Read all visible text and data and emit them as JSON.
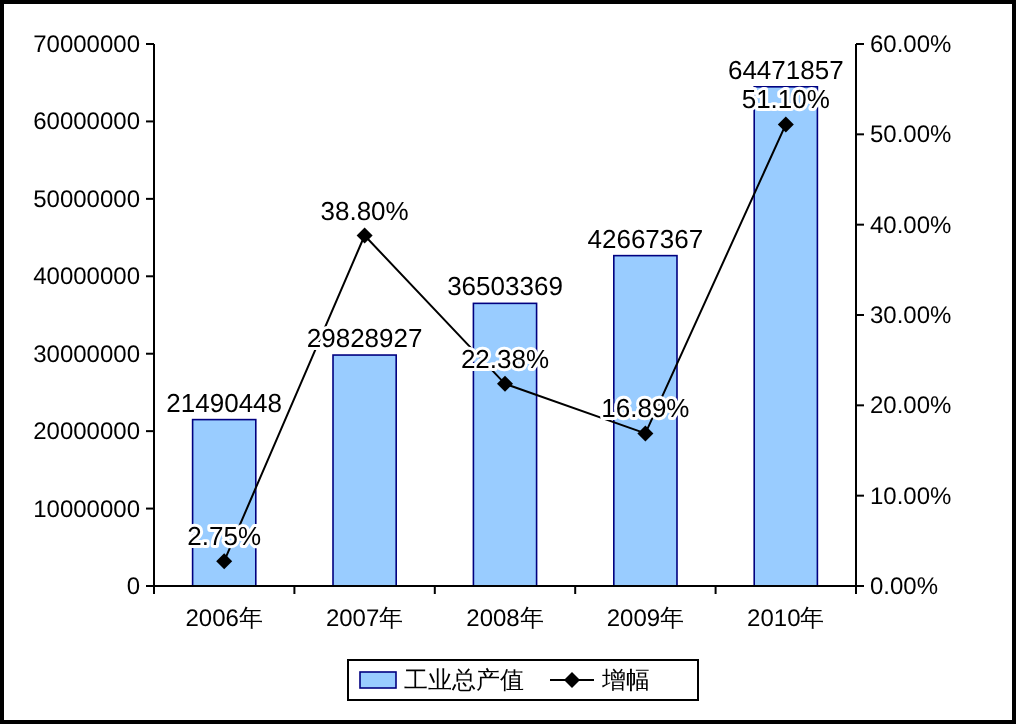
{
  "chart_data": {
    "type": "bar",
    "categories": [
      "2006年",
      "2007年",
      "2008年",
      "2009年",
      "2010年"
    ],
    "series": [
      {
        "name": "工业总产值",
        "color": "#99ccff",
        "values": [
          21490448,
          29828927,
          36503369,
          42667367,
          64471857
        ]
      },
      {
        "name": "增幅",
        "type": "line",
        "axis": "y2",
        "color": "#000000",
        "marker": "diamond",
        "values": [
          2.75,
          38.8,
          22.38,
          16.89,
          51.1
        ],
        "value_labels": [
          "2.75%",
          "38.80%",
          "22.38%",
          "16.89%",
          "51.10%"
        ]
      }
    ],
    "ylim": [
      0,
      70000000
    ],
    "yticks": [
      0,
      10000000,
      20000000,
      30000000,
      40000000,
      50000000,
      60000000,
      70000000
    ],
    "y2lim": [
      0,
      60
    ],
    "y2ticks": [
      {
        "value": 0,
        "label": "0.00%"
      },
      {
        "value": 10,
        "label": "10.00%"
      },
      {
        "value": 20,
        "label": "20.00%"
      },
      {
        "value": 30,
        "label": "30.00%"
      },
      {
        "value": 40,
        "label": "40.00%"
      },
      {
        "value": 50,
        "label": "50.00%"
      },
      {
        "value": 60,
        "label": "60.00%"
      }
    ],
    "data_labels": true,
    "legend": "bottom",
    "grid": false
  }
}
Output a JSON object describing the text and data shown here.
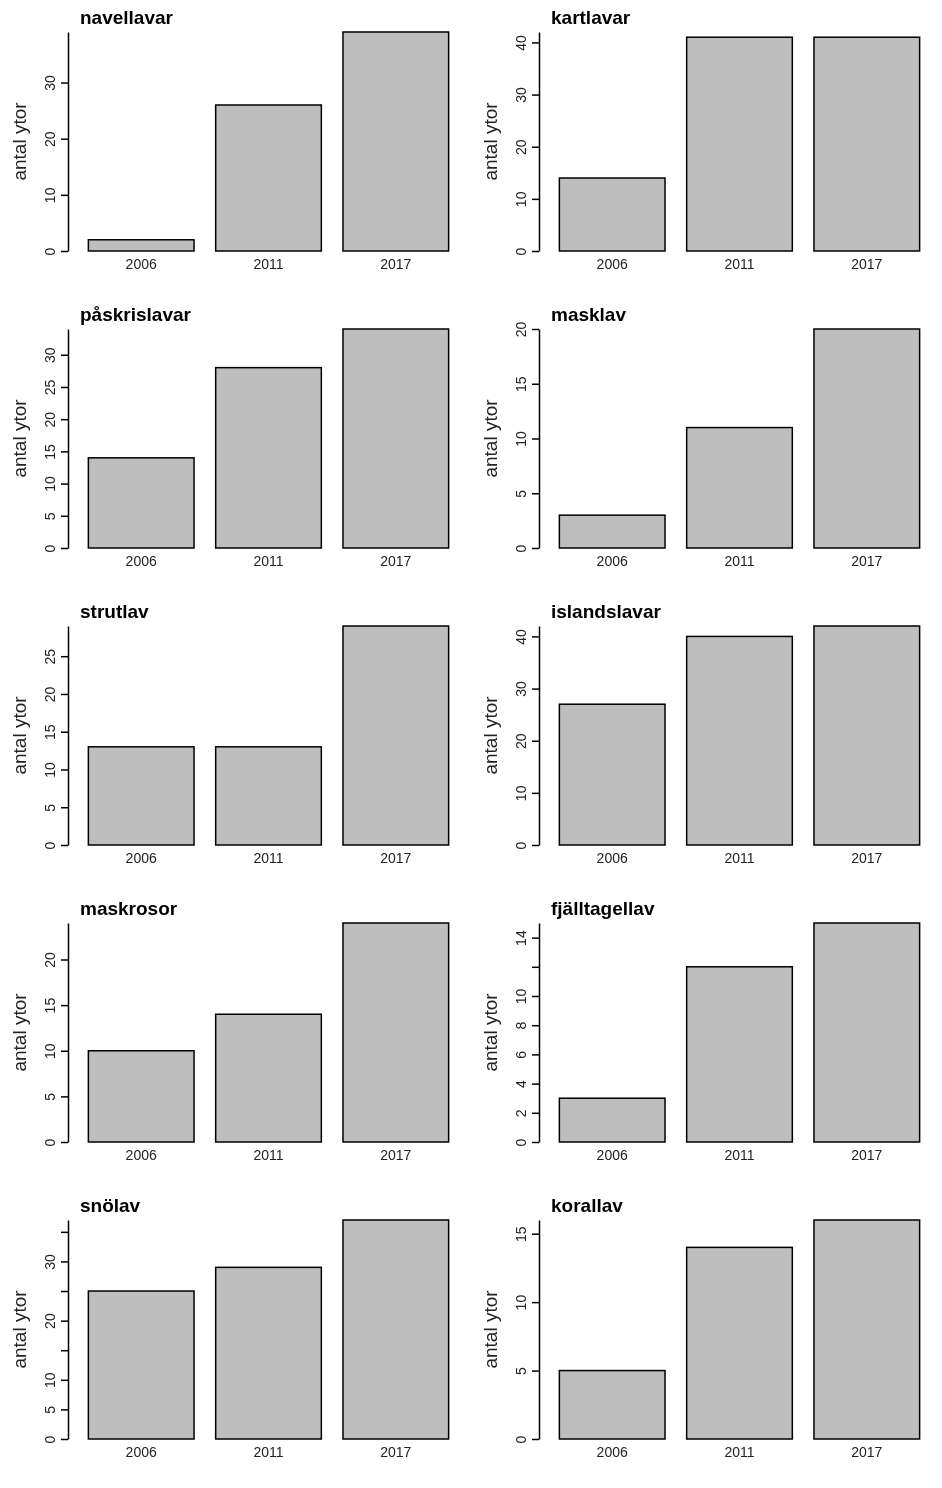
{
  "chart_data": [
    {
      "type": "bar",
      "title": "navellavar",
      "ylabel": "antal ytor",
      "categories": [
        "2006",
        "2011",
        "2017"
      ],
      "values": [
        2,
        26,
        39
      ],
      "color": "#bebebe",
      "ylim": [
        0,
        39
      ],
      "yticks": [
        0,
        10,
        20,
        30
      ]
    },
    {
      "type": "bar",
      "title": "kartlavar",
      "ylabel": "antal ytor",
      "categories": [
        "2006",
        "2011",
        "2017"
      ],
      "values": [
        14,
        41,
        41
      ],
      "color": "#bebebe",
      "ylim": [
        0,
        42
      ],
      "yticks": [
        0,
        10,
        20,
        30,
        40
      ]
    },
    {
      "type": "bar",
      "title": "påskrislavar",
      "ylabel": "antal ytor",
      "categories": [
        "2006",
        "2011",
        "2017"
      ],
      "values": [
        14,
        28,
        34
      ],
      "color": "#bebebe",
      "ylim": [
        0,
        34
      ],
      "yticks": [
        0,
        5,
        10,
        15,
        20,
        25,
        30
      ]
    },
    {
      "type": "bar",
      "title": "masklav",
      "ylabel": "antal ytor",
      "categories": [
        "2006",
        "2011",
        "2017"
      ],
      "values": [
        3,
        11,
        20
      ],
      "color": "#bebebe",
      "ylim": [
        0,
        20
      ],
      "yticks": [
        0,
        5,
        10,
        15,
        20
      ]
    },
    {
      "type": "bar",
      "title": "strutlav",
      "ylabel": "antal ytor",
      "categories": [
        "2006",
        "2011",
        "2017"
      ],
      "values": [
        13,
        13,
        29
      ],
      "color": "#bebebe",
      "ylim": [
        0,
        29
      ],
      "yticks": [
        0,
        5,
        10,
        15,
        20,
        25
      ]
    },
    {
      "type": "bar",
      "title": "islandslavar",
      "ylabel": "antal ytor",
      "categories": [
        "2006",
        "2011",
        "2017"
      ],
      "values": [
        27,
        40,
        42
      ],
      "color": "#bebebe",
      "ylim": [
        0,
        42
      ],
      "yticks": [
        0,
        10,
        20,
        30,
        40
      ]
    },
    {
      "type": "bar",
      "title": "maskrosor",
      "ylabel": "antal ytor",
      "categories": [
        "2006",
        "2011",
        "2017"
      ],
      "values": [
        10,
        14,
        24
      ],
      "color": "#bebebe",
      "ylim": [
        0,
        24
      ],
      "yticks": [
        0,
        5,
        10,
        15,
        20
      ]
    },
    {
      "type": "bar",
      "title": "fjälltagellav",
      "ylabel": "antal ytor",
      "categories": [
        "2006",
        "2011",
        "2017"
      ],
      "values": [
        3,
        12,
        15
      ],
      "color": "#bebebe",
      "ylim": [
        0,
        15
      ],
      "yticks": [
        0,
        2,
        4,
        6,
        8,
        10,
        {
          "value": 12,
          "label": null
        },
        14
      ]
    },
    {
      "type": "bar",
      "title": "snölav",
      "ylabel": "antal ytor",
      "categories": [
        "2006",
        "2011",
        "2017"
      ],
      "values": [
        25,
        29,
        37
      ],
      "color": "#bebebe",
      "ylim": [
        0,
        37
      ],
      "yticks": [
        0,
        5,
        10,
        {
          "value": 15,
          "label": null
        },
        20,
        {
          "value": 25,
          "label": null
        },
        30,
        {
          "value": 35,
          "label": null
        }
      ]
    },
    {
      "type": "bar",
      "title": "korallav",
      "ylabel": "antal ytor",
      "categories": [
        "2006",
        "2011",
        "2017"
      ],
      "values": [
        5,
        14,
        16
      ],
      "color": "#bebebe",
      "ylim": [
        0,
        16
      ],
      "yticks": [
        0,
        5,
        10,
        15
      ]
    }
  ]
}
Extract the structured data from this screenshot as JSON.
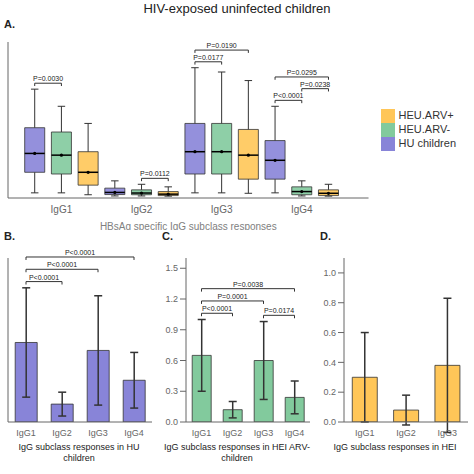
{
  "title": "HIV-exposed uninfected children",
  "chart_data": [
    {
      "type": "box",
      "title": "A.",
      "xlabel": "HBsAg specific IgG subclass responses",
      "categories": [
        "IgG1",
        "IgG2",
        "IgG3",
        "IgG4"
      ],
      "ylim": [
        -0.02,
        1.8
      ],
      "tick_labels": "x",
      "grid": false,
      "legend": "right",
      "series": [
        {
          "name": "HU children",
          "color": "#8884d8",
          "medians": [
            0.5,
            0.045,
            0.52,
            0.42
          ],
          "q1": [
            0.28,
            0.02,
            0.26,
            0.2
          ],
          "q3": [
            0.8,
            0.095,
            0.85,
            0.65
          ],
          "whisker_low": [
            0.04,
            0.004,
            0.04,
            0.04
          ],
          "whisker_high": [
            1.25,
            0.18,
            1.5,
            1.05
          ]
        },
        {
          "name": "HEU.ARV-",
          "color": "#82ca9d",
          "medians": [
            0.48,
            0.038,
            0.52,
            0.055
          ],
          "q1": [
            0.26,
            0.018,
            0.26,
            0.018
          ],
          "q3": [
            0.75,
            0.075,
            0.85,
            0.11
          ],
          "whisker_low": [
            0.04,
            0.004,
            0.04,
            0.004
          ],
          "whisker_high": [
            1.05,
            0.14,
            1.45,
            0.18
          ]
        },
        {
          "name": "HEU.ARV+",
          "color": "#ffc658",
          "medians": [
            0.28,
            0.025,
            0.48,
            0.035
          ],
          "q1": [
            0.13,
            0.008,
            0.2,
            0.008
          ],
          "q3": [
            0.52,
            0.055,
            0.78,
            0.075
          ],
          "whisker_low": [
            0.018,
            0.002,
            0.035,
            0.002
          ],
          "whisker_high": [
            0.85,
            0.11,
            1.35,
            0.14
          ]
        }
      ],
      "annotations": [
        {
          "text": "P=0.0030",
          "category": "IgG1",
          "from": "HU children",
          "to": "HEU.ARV-"
        },
        {
          "text": "P=0.0112",
          "category": "IgG2",
          "from": "HEU.ARV-",
          "to": "HEU.ARV+"
        },
        {
          "text": "P=0.0190",
          "category": "IgG3",
          "from": "HU children",
          "to": "HEU.ARV+"
        },
        {
          "text": "P=0.0177",
          "category": "IgG3",
          "from": "HU children",
          "to": "HEU.ARV-"
        },
        {
          "text": "P<0.0001",
          "category": "IgG4",
          "from": "HU children",
          "to": "HEU.ARV-"
        },
        {
          "text": "P=0.0295",
          "category": "IgG4",
          "from": "HU children",
          "to": "HEU.ARV+"
        },
        {
          "text": "P=0.0238",
          "category": "IgG4",
          "from": "HEU.ARV-",
          "to": "HEU.ARV+"
        }
      ]
    },
    {
      "type": "bar",
      "title": "B.",
      "xlabel": "IgG subclass responses in HU children",
      "categories": [
        "IgG1",
        "IgG2",
        "IgG3",
        "IgG4"
      ],
      "values": [
        0.8,
        0.18,
        0.72,
        0.42
      ],
      "errors": [
        0.55,
        0.12,
        0.55,
        0.28
      ],
      "color": "#8884d8",
      "ylim": [
        0,
        1.65
      ],
      "tick_labels": "x",
      "grid": false,
      "annotations": [
        {
          "text": "P<0.0001",
          "from": "IgG1",
          "to": "IgG2"
        },
        {
          "text": "P<0.0001",
          "from": "IgG1",
          "to": "IgG3"
        },
        {
          "text": "P<0.0001",
          "from": "IgG1",
          "to": "IgG4"
        }
      ]
    },
    {
      "type": "bar",
      "title": "C.",
      "xlabel": "IgG subclass responses in HEI ARV- children",
      "categories": [
        "IgG1",
        "IgG2",
        "IgG3",
        "IgG4"
      ],
      "values": [
        0.65,
        0.12,
        0.6,
        0.24
      ],
      "errors": [
        0.35,
        0.08,
        0.38,
        0.16
      ],
      "color": "#82ca9d",
      "ylim": [
        0,
        1.6
      ],
      "yticks": [
        {
          "value": 0.0,
          "label": "0.0"
        },
        0.3,
        0.6,
        0.9,
        1.2,
        1.5
      ],
      "grid": false,
      "annotations": [
        {
          "text": "P<0.0001",
          "from": "IgG1",
          "to": "IgG2"
        },
        {
          "text": "P=0.0001",
          "from": "IgG1",
          "to": "IgG3"
        },
        {
          "text": "P=0.0038",
          "from": "IgG1",
          "to": "IgG4"
        },
        {
          "text": "P=0.0174",
          "from": "IgG3",
          "to": "IgG4"
        }
      ]
    },
    {
      "type": "bar",
      "title": "D.",
      "xlabel": "IgG subclass responses in HEI",
      "categories": [
        "IgG1",
        "IgG2",
        "IgG3"
      ],
      "values": [
        0.3,
        0.08,
        0.38
      ],
      "errors": [
        0.3,
        0.1,
        0.45
      ],
      "color": "#ffc658",
      "ylim": [
        0,
        1.1
      ],
      "yticks": [
        {
          "value": 0.0,
          "label": "0.0"
        },
        0.2,
        0.4,
        0.6,
        0.8,
        {
          "value": 1.0,
          "label": "1.0"
        }
      ],
      "grid": false
    }
  ]
}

=-=-=

AIM:
Tell how many lines in the records above contain "subclass", giving the number and no other words.

RESPONSE TO THIS EXERCISE:
4